Filter the data for lines with the word "документов", then copy every line so identified.

● **Dataset extract**:
-- Start --

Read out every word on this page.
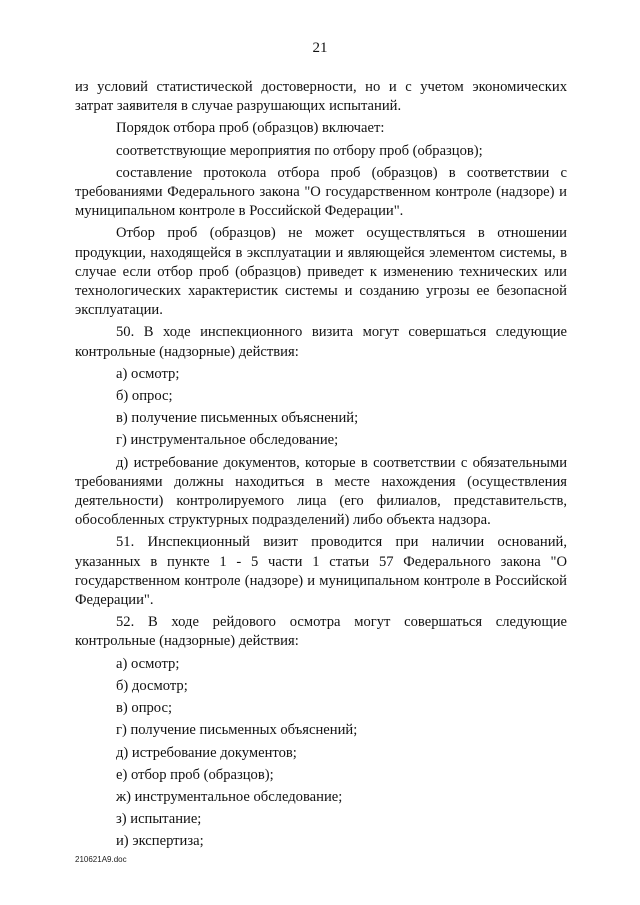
21

из условий статистической достоверности, но и с учетом экономических затрат заявителя в случае разрушающих испытаний.

Порядок отбора проб (образцов) включает:

соответствующие мероприятия по отбору проб (образцов);

составление протокола отбора проб (образцов) в соответствии с требованиями Федерального закона "О государственном контроле (надзоре) и муниципальном контроле в Российской Федерации".

Отбор проб (образцов) не может осуществляться в отношении продукции, находящейся в эксплуатации и являющейся элементом системы, в случае если отбор проб (образцов) приведет к изменению технических или технологических характеристик системы и созданию угрозы ее безопасной эксплуатации.

50. В ходе инспекционного визита могут совершаться следующие контрольные (надзорные) действия:

а) осмотр;

б) опрос;

в) получение письменных объяснений;

г) инструментальное обследование;

д) истребование документов, которые в соответствии с обязательными требованиями должны находиться в месте нахождения (осуществления деятельности) контролируемого лица (его филиалов, представительств, обособленных структурных подразделений) либо объекта надзора.

51. Инспекционный визит проводится при наличии оснований, указанных в пункте 1 - 5 части 1 статьи 57 Федерального закона "О государственном контроле (надзоре) и муниципальном контроле в Российской Федерации".

52. В ходе рейдового осмотра могут совершаться следующие контрольные (надзорные) действия:

а) осмотр;

б) досмотр;

в) опрос;

г) получение письменных объяснений;

д) истребование документов;

е) отбор проб (образцов);

ж) инструментальное обследование;

з) испытание;

и) экспертиза;

210621A9.doc
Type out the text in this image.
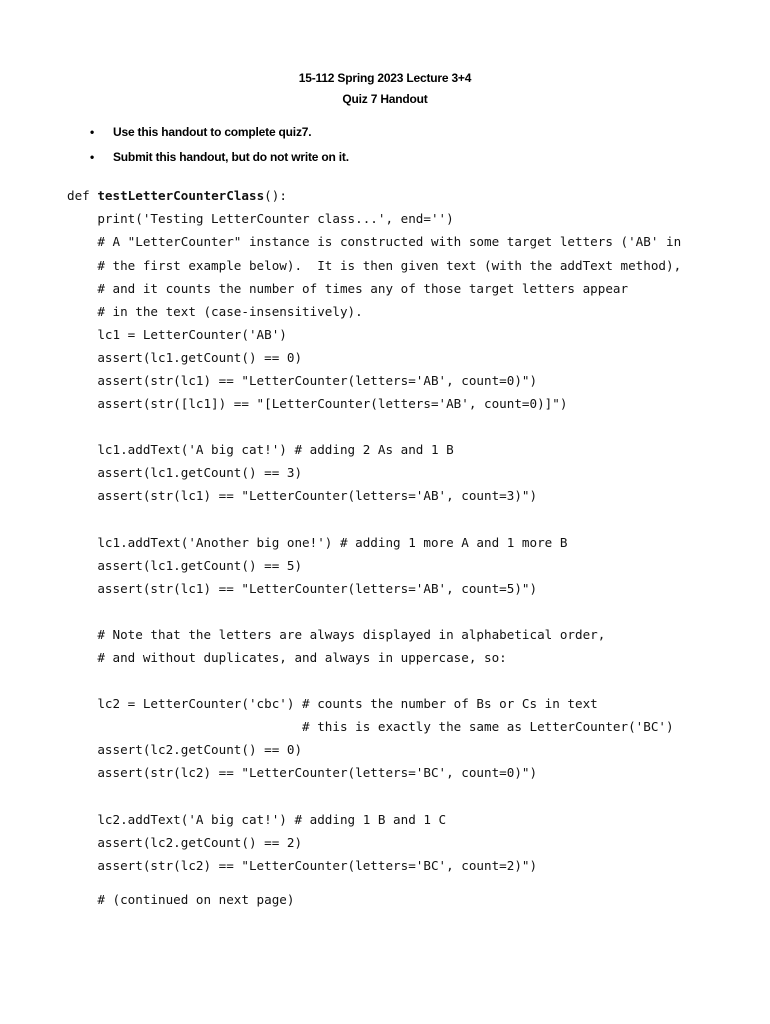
15-112 Spring 2023 Lecture 3+4
Quiz 7 Handout
• Use this handout to complete quiz7.
• Submit this handout, but do not write on it.
def testLetterCounterClass():
print('Testing LetterCounter class...', end='')
# A "LetterCounter" instance is constructed with some target letters ('AB' in
# the first example below).  It is then given text (with the addText method),
# and it counts the number of times any of those target letters appear
# in the text (case-insensitively).
lc1 = LetterCounter('AB')
assert(lc1.getCount() == 0)
assert(str(lc1) == "LetterCounter(letters='AB', count=0)")
assert(str([lc1]) == "[LetterCounter(letters='AB', count=0)]")
lc1.addText('A big cat!') # adding 2 As and 1 B
assert(lc1.getCount() == 3)
assert(str(lc1) == "LetterCounter(letters='AB', count=3)")
lc1.addText('Another big one!') # adding 1 more A and 1 more B
assert(lc1.getCount() == 5)
assert(str(lc1) == "LetterCounter(letters='AB', count=5)")
# Note that the letters are always displayed in alphabetical order,
# and without duplicates, and always in uppercase, so:
lc2 = LetterCounter('cbc') # counts the number of Bs or Cs in text
# this is exactly the same as LetterCounter('BC')
assert(lc2.getCount() == 0)
assert(str(lc2) == "LetterCounter(letters='BC', count=0)")
lc2.addText('A big cat!') # adding 1 B and 1 C
assert(lc2.getCount() == 2)
assert(str(lc2) == "LetterCounter(letters='BC', count=2)")
# (continued on next page)
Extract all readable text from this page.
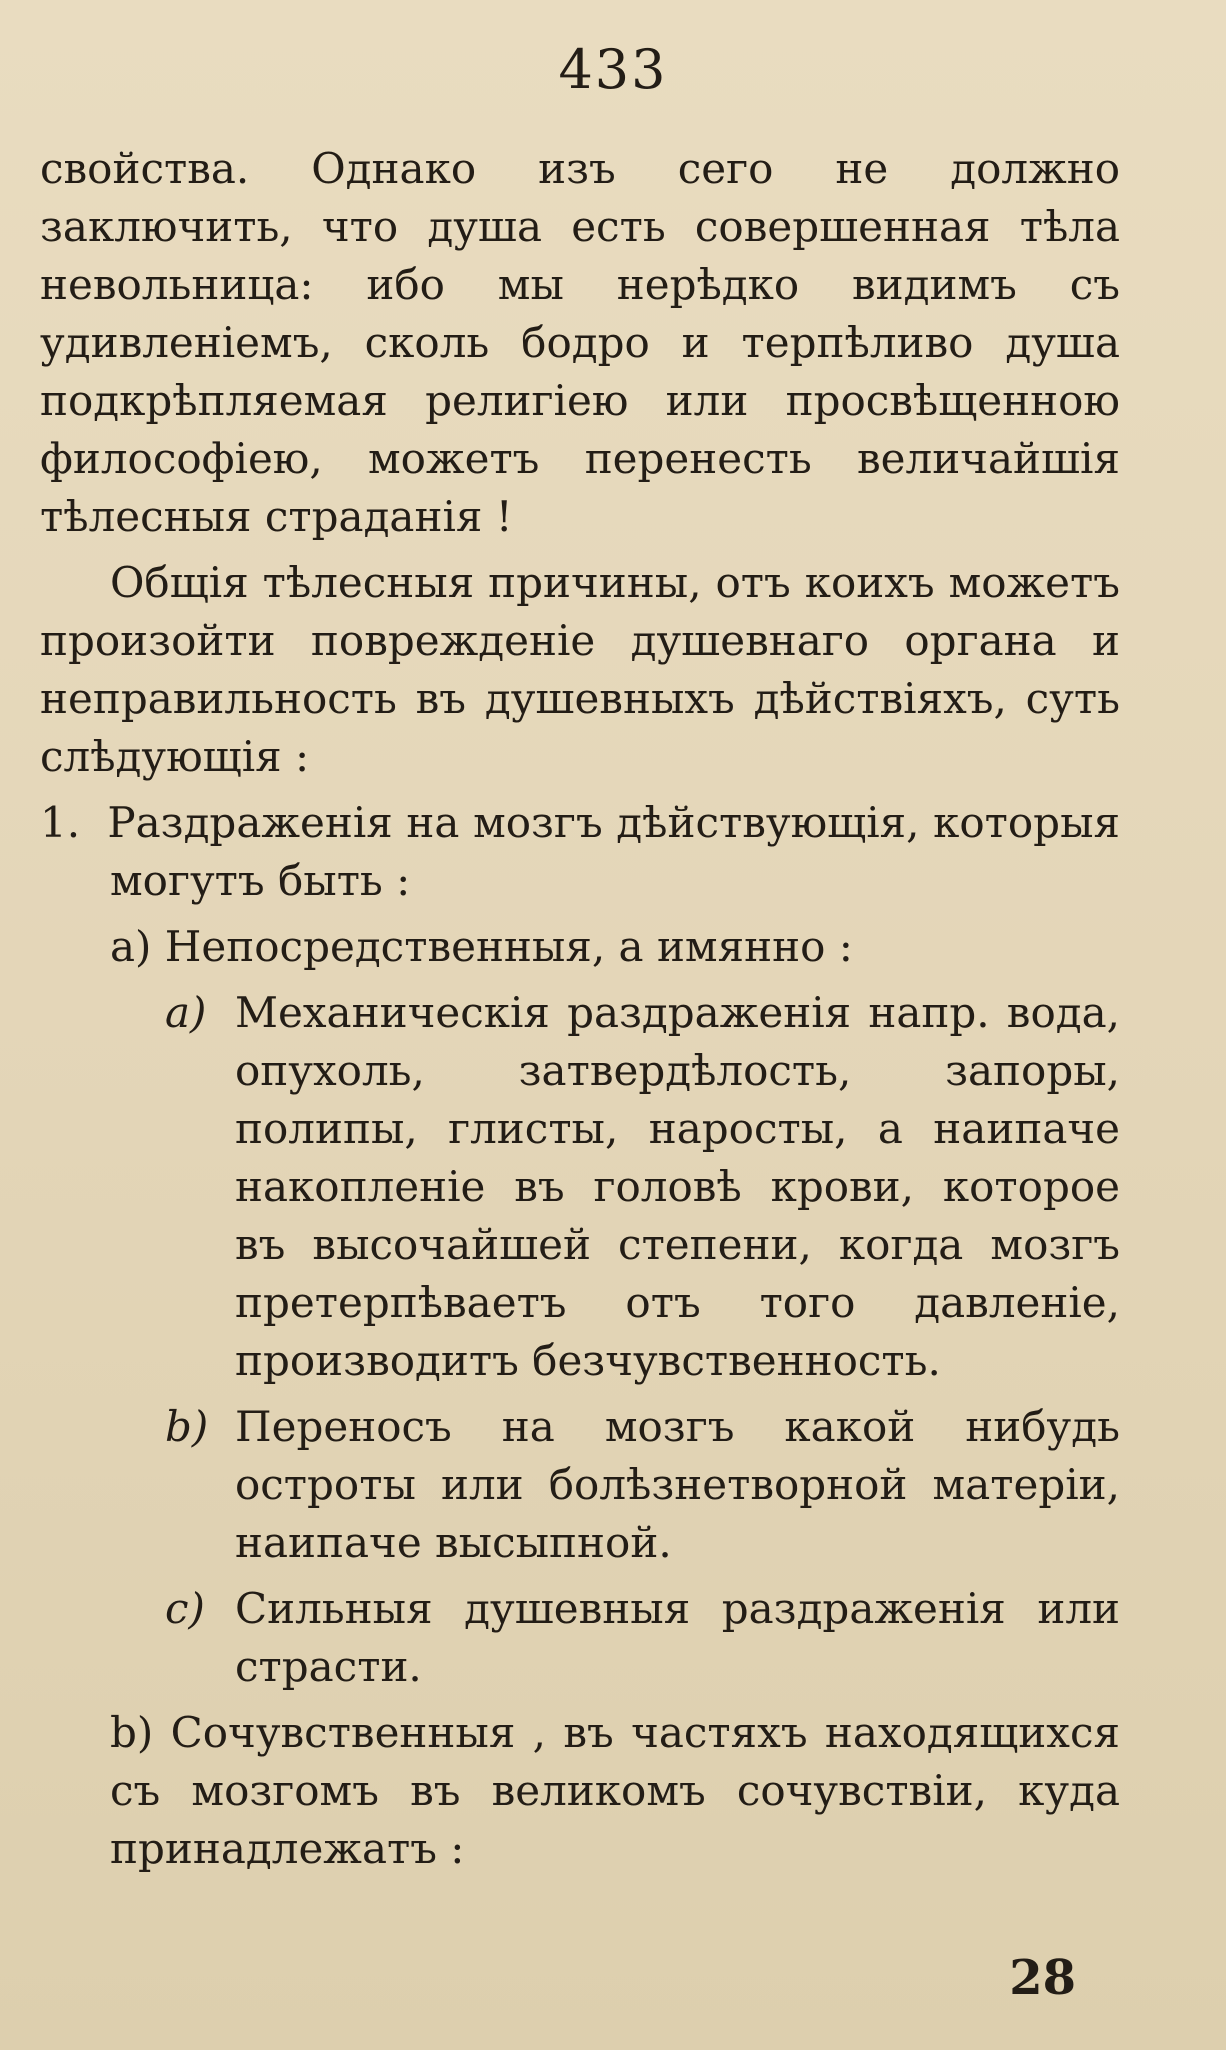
433

свойства. Однако изъ сего не должно заключить, что душа есть совершенная тѣла невольница: ибо мы нерѣдко видимъ съ удивленіемъ, сколь бодро и терпѣливо душа подкрѣпляемая религіею или просвѣщенною философіею, можетъ перенесть величайшія тѣлесныя страданія !

Общія тѣлесныя причины, отъ коихъ можетъ произойти поврежденіе душевнаго органа и неправильность въ душевныхъ дѣйствіяхъ, суть слѣдующія :

1. Раздраженія на мозгъ дѣйствующія, которыя могутъ быть :
a) Непосредственныя, а имянно :
a) Механическія раздраженія напр. вода, опухоль, затвердѣлость, запоры, полипы, глисты, наросты, а наипаче накопленіе въ головѣ крови, которое въ высочайшей степени, когда мозгъ претерпѣваетъ отъ того давленіе, производитъ безчувственность.
b) Переносъ на мозгъ какой нибудь остроты или болѣзнетворной матеріи, наипаче высыпной.
c) Сильныя душевныя раздраженія или страсти.
b) Сочувственныя , въ частяхъ находящихся съ мозгомъ въ великомъ сочувствіи, куда принадлежатъ :
28
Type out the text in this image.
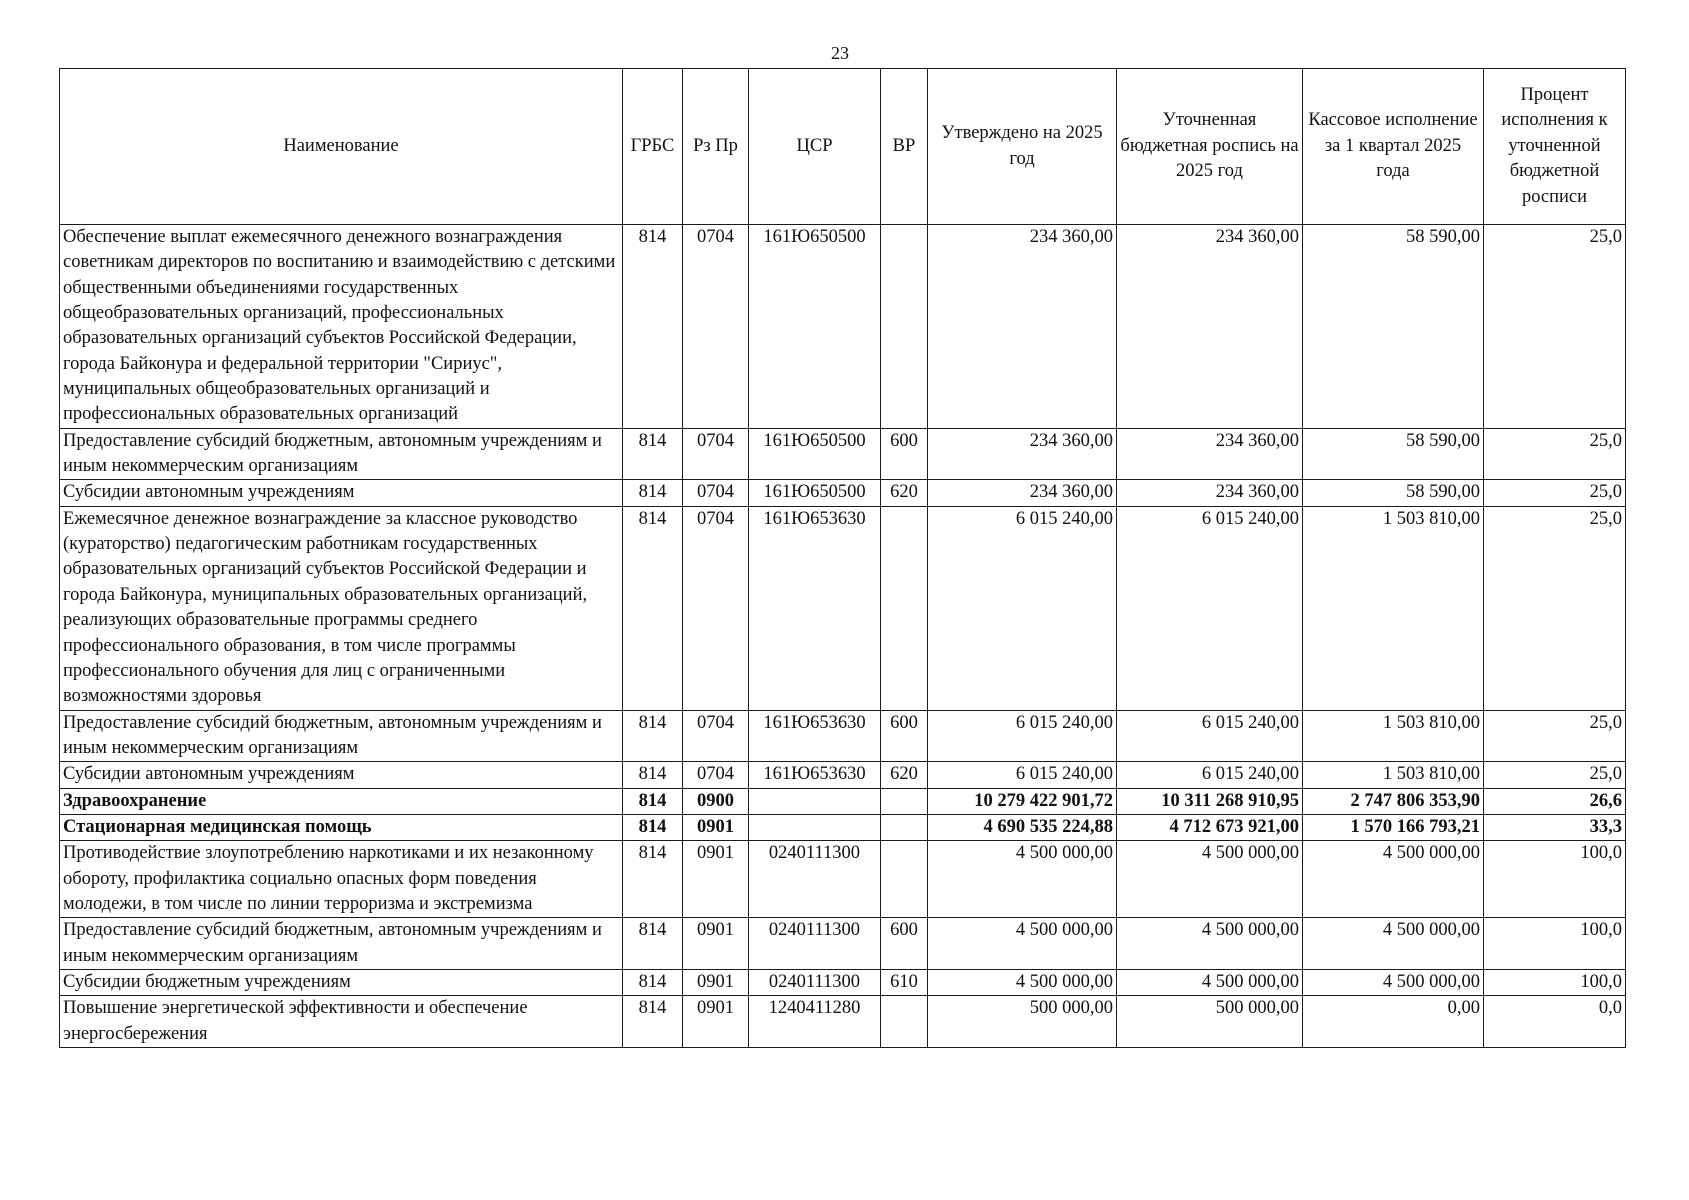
23
Наименование	ГРБС	Рз Пр	ЦСР	ВР	Утверждено на 2025 год	Уточненная бюджетная роспись на 2025 год	Кассовое исполнение за 1 квартал 2025 года	Процент исполнения к уточненной бюджетной росписи
Обеспечение выплат ежемесячного денежного вознаграждения советникам директоров по воспитанию и взаимодействию с детскими общественными объединениями государственных общеобразовательных организаций, профессиональных образовательных организаций субъектов Российской Федерации, города Байконура и федеральной территории "Сириус", муниципальных общеобразовательных организаций и профессиональных образовательных организаций	814	0704	161Ю650500		234 360,00	234 360,00	58 590,00	25,0
Предоставление субсидий бюджетным, автономным учреждениям и иным некоммерческим организациям	814	0704	161Ю650500	600	234 360,00	234 360,00	58 590,00	25,0
Субсидии автономным учреждениям	814	0704	161Ю650500	620	234 360,00	234 360,00	58 590,00	25,0
Ежемесячное денежное вознаграждение за классное руководство (кураторство) педагогическим работникам государственных образовательных организаций субъектов Российской Федерации и города Байконура, муниципальных образовательных организаций, реализующих образовательные программы среднего профессионального образования, в том числе программы профессионального обучения для лиц с ограниченными возможностями здоровья	814	0704	161Ю653630		6 015 240,00	6 015 240,00	1 503 810,00	25,0
Предоставление субсидий бюджетным, автономным учреждениям и иным некоммерческим организациям	814	0704	161Ю653630	600	6 015 240,00	6 015 240,00	1 503 810,00	25,0
Субсидии автономным учреждениям	814	0704	161Ю653630	620	6 015 240,00	6 015 240,00	1 503 810,00	25,0
Здравоохранение	814	0900			10 279 422 901,72	10 311 268 910,95	2 747 806 353,90	26,6
Стационарная медицинская помощь	814	0901			4 690 535 224,88	4 712 673 921,00	1 570 166 793,21	33,3
Противодействие злоупотреблению наркотиками и их незаконному обороту, профилактика социально опасных форм поведения молодежи, в том числе по линии терроризма и экстремизма	814	0901	0240111300		4 500 000,00	4 500 000,00	4 500 000,00	100,0
Предоставление субсидий бюджетным, автономным учреждениям и иным некоммерческим организациям	814	0901	0240111300	600	4 500 000,00	4 500 000,00	4 500 000,00	100,0
Субсидии бюджетным учреждениям	814	0901	0240111300	610	4 500 000,00	4 500 000,00	4 500 000,00	100,0
Повышение энергетической эффективности и обеспечение энергосбережения	814	0901	1240411280		500 000,00	500 000,00	0,00	0,0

-- End --

● **Task solution**:
д) истребование документов, которые в соответствии с обязательными требованиями должны находиться в месте нахождения (осуществления деятельности) контролируемого лица (его филиалов, представительств, обособленных структурных подразделений) либо объекта надзора.
д) истребование документов;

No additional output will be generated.